Check each line of the material below for "Rise", then copy the ones that contain it.
* Begin Entries supplied *
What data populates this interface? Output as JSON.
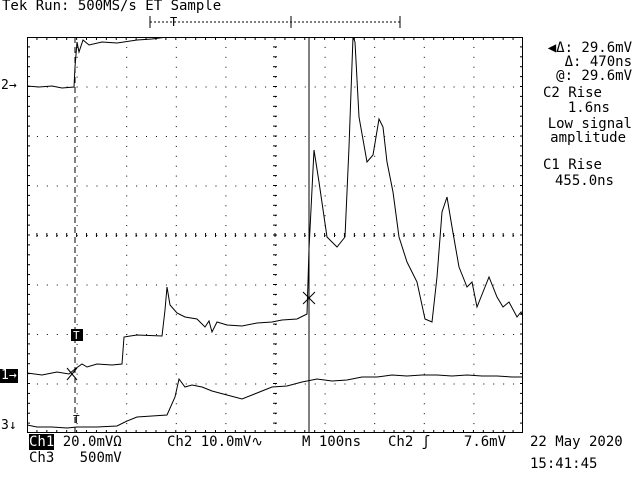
{
  "status": "Tek Run: 500MS/s ET Sample",
  "readouts": {
    "delta_v": "Δ: 29.6mV",
    "delta_t": "Δ: 470ns",
    "at_v": "@: 29.6mV",
    "meas1_title": "C2 Rise",
    "meas1_value": "1.6ns",
    "meas1_note1": "Low signal",
    "meas1_note2": "amplitude",
    "meas2_title": "C1 Rise",
    "meas2_value": "455.0ns"
  },
  "markers": {
    "ch2": "2→",
    "ch1": "1→",
    "ch3": "3↓",
    "trigger": "T"
  },
  "bottom_bar": {
    "ch1_label": "Ch1",
    "ch1_scale": "20.0mVΩ",
    "ch2_label": "Ch2",
    "ch2_scale": "10.0mV∿",
    "timebase_label": "M",
    "timebase_value": "100ns",
    "trigger_ch": "Ch2",
    "trigger_slope": "ʃ",
    "trigger_level": "7.6mV",
    "ch3_label": "Ch3",
    "ch3_scale": "500mV",
    "date": "22 May 2020",
    "time": "15:41:45"
  },
  "colors": {
    "background": "#ffffff",
    "traces": "#000000",
    "grid": "#000000"
  }
}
* End Entries supplied *
■ **Reply to the exercise**:
    "meas1_title": "C2 Rise",
    "meas2_title": "C1 Rise",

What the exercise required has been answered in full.